◆ The exercise:
Copy the data exactly; pictures stay out of the copy.

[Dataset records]

•••••

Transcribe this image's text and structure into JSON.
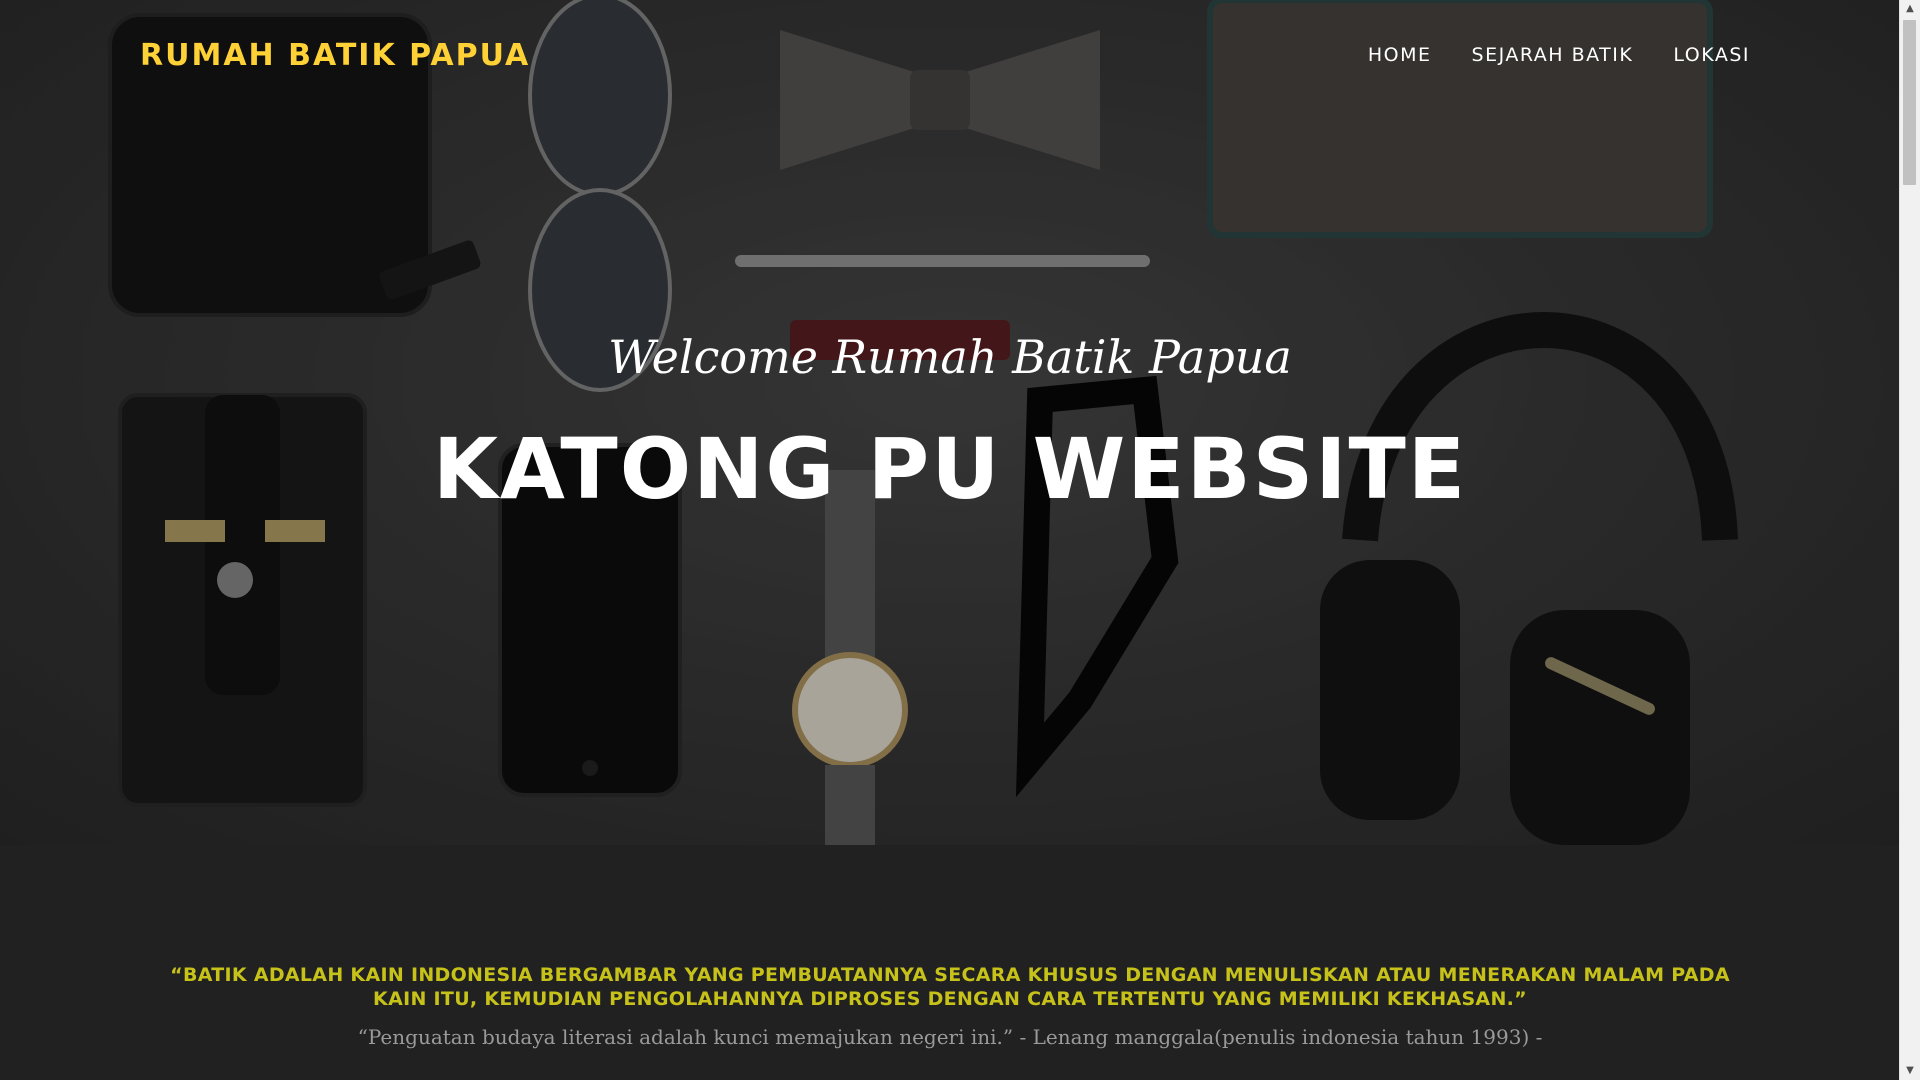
{
  "brand": {
    "name": "RUMAH BATIK PAPUA",
    "color": "#fed136"
  },
  "nav": {
    "items": [
      {
        "label": "HOME"
      },
      {
        "label": "SEJARAH BATIK"
      },
      {
        "label": "LOKASI"
      }
    ]
  },
  "hero": {
    "subtitle": "Welcome Rumah Batik Papua",
    "title": "KATONG PU WEBSITE",
    "background_image": "flat-lay-accessories"
  },
  "quote_section": {
    "quote": "“BATIK ADALAH KAIN INDONESIA BERGAMBAR YANG PEMBUATANNYA SECARA KHUSUS DENGAN MENULISKAN ATAU MENERAKAN MALAM PADA KAIN ITU, KEMUDIAN PENGOLAHANNYA DIPROSES DENGAN CARA TERTENTU YANG MEMILIKI KEKHASAN.”",
    "citation": "“Penguatan budaya literasi adalah kunci memajukan negeri ini.” - Lenang manggala(penulis indonesia tahun 1993) -",
    "accent_color": "#c7c21a"
  },
  "icons": {
    "scroll_up": "chevron-up-icon",
    "scroll_down": "chevron-down-icon"
  }
}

•••••

◆ Result of this task:
Transcribe this image's text and structure into JSON.
{
  "brand": {
    "name": "RUMAH BATIK PAPUA",
    "color": "#fed136"
  },
  "nav": {
    "items": [
      {
        "label": "HOME"
      },
      {
        "label": "SEJARAH BATIK"
      },
      {
        "label": "LOKASI"
      }
    ]
  },
  "hero": {
    "subtitle": "Welcome Rumah Batik Papua",
    "title": "KATONG PU WEBSITE",
    "background_image": "flat-lay-accessories"
  },
  "quote_section": {
    "quote": "“BATIK ADALAH KAIN INDONESIA BERGAMBAR YANG PEMBUATANNYA SECARA KHUSUS DENGAN MENULISKAN ATAU MENERAKAN MALAM PADA KAIN ITU, KEMUDIAN PENGOLAHANNYA DIPROSES DENGAN CARA TERTENTU YANG MEMILIKI KEKHASAN.”",
    "citation": "“Penguatan budaya literasi adalah kunci memajukan negeri ini.” - Lenang manggala(penulis indonesia tahun 1993) -",
    "accent_color": "#c7c21a"
  },
  "icons": {
    "scroll_up": "chevron-up-icon",
    "scroll_down": "chevron-down-icon"
  }
}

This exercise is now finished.